▸ TASK DETAILS
From the listing that follows, output everything exactly except the pictures.

▸ Collected data

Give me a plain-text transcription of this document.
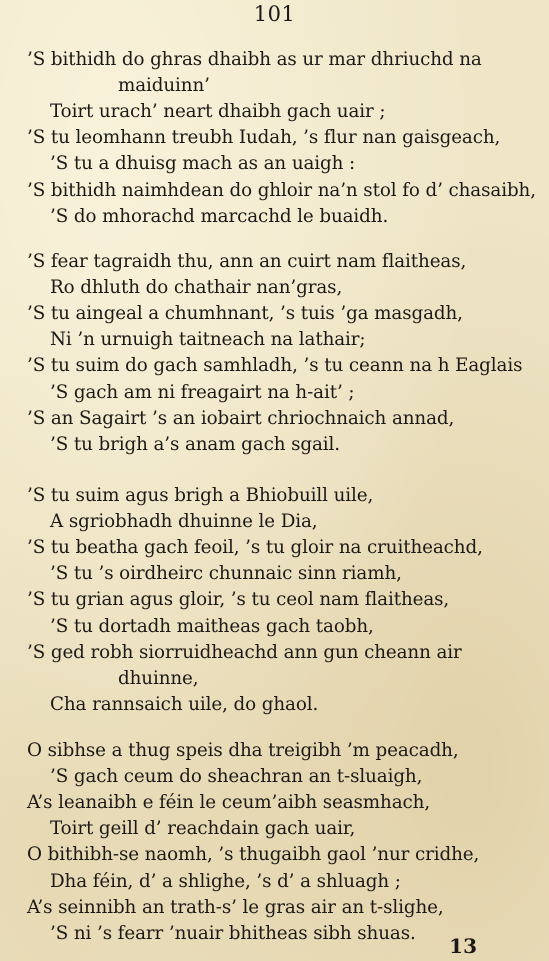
101
’S bithidh do ghras dhaibh as ur mar dhriuchd na
maiduinn’
Toirt urach’ neart dhaibh gach uair ;
’S tu leomhann treubh Iudah, ’s flur nan gaisgeach,
’S tu a dhuisg mach as an uaigh :
’S bithidh naimhdean do ghloir na’n stol fo d’ chasaibh,
’S do mhorachd marcachd le buaidh.
’S fear tagraidh thu, ann an cuirt nam flaitheas,
Ro dhluth do chathair nan’gras,
’S tu aingeal a chumhnant, ’s tuis ’ga masgadh,
Ni ’n urnuigh taitneach na lathair;
’S tu suim do gach samhladh, ’s tu ceann na h Eaglais
’S gach am ni freagairt na h-ait’ ;
’S an Sagairt ’s an iobairt chriochnaich annad,
’S tu brigh a’s anam gach sgail.
’S tu suim agus brigh a Bhiobuill uile,
A sgriobhadh dhuinne le Dia,
’S tu beatha gach feoil, ’s tu gloir na cruitheachd,
’S tu ’s oirdheirc chunnaic sinn riamh,
’S tu grian agus gloir, ’s tu ceol nam flaitheas,
’S tu dortadh maitheas gach taobh,
’S ged robh siorruidheachd ann gun cheann air
dhuinne,
Cha rannsaich uile, do ghaol.
O sibhse a thug speis dha treigibh ’m peacadh,
’S gach ceum do sheachran an t-sluaigh,
A’s leanaibh e féin le ceum’aibh seasmhach,
Toirt geill d’ reachdain gach uair,
O bithibh-se naomh, ’s thugaibh gaol ’nur cridhe,
Dha féin, d’ a shlighe, ’s d’ a shluagh ;
A’s seinnibh an trath-s’ le gras air an t-slighe,
’S ni ’s fearr ’nuair bhitheas sibh shuas.
13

▸ SOLVED EXERCISE
Give me a plain-text transcription of this document.
101
’S bithidh do ghras dhaibh as ur mar dhriuchd na
maiduinn’
Toirt urach’ neart dhaibh gach uair ;
’S tu leomhann treubh Iudah, ’s flur nan gaisgeach,
’S tu a dhuisg mach as an uaigh :
’S bithidh naimhdean do ghloir na’n stol fo d’ chasaibh,
’S do mhorachd marcachd le buaidh.
’S fear tagraidh thu, ann an cuirt nam flaitheas,
Ro dhluth do chathair nan’gras,
’S tu aingeal a chumhnant, ’s tuis ’ga masgadh,
Ni ’n urnuigh taitneach na lathair;
’S tu suim do gach samhladh, ’s tu ceann na h Eaglais
’S gach am ni freagairt na h-ait’ ;
’S an Sagairt ’s an iobairt chriochnaich annad,
’S tu brigh a’s anam gach sgail.
’S tu suim agus brigh a Bhiobuill uile,
A sgriobhadh dhuinne le Dia,
’S tu beatha gach feoil, ’s tu gloir na cruitheachd,
’S tu ’s oirdheirc chunnaic sinn riamh,
’S tu grian agus gloir, ’s tu ceol nam flaitheas,
’S tu dortadh maitheas gach taobh,
’S ged robh siorruidheachd ann gun cheann air
dhuinne,
Cha rannsaich uile, do ghaol.
O sibhse a thug speis dha treigibh ’m peacadh,
’S gach ceum do sheachran an t-sluaigh,
A’s leanaibh e féin le ceum’aibh seasmhach,
Toirt geill d’ reachdain gach uair,
O bithibh-se naomh, ’s thugaibh gaol ’nur cridhe,
Dha féin, d’ a shlighe, ’s d’ a shluagh ;
A’s seinnibh an trath-s’ le gras air an t-slighe,
’S ni ’s fearr ’nuair bhitheas sibh shuas.
13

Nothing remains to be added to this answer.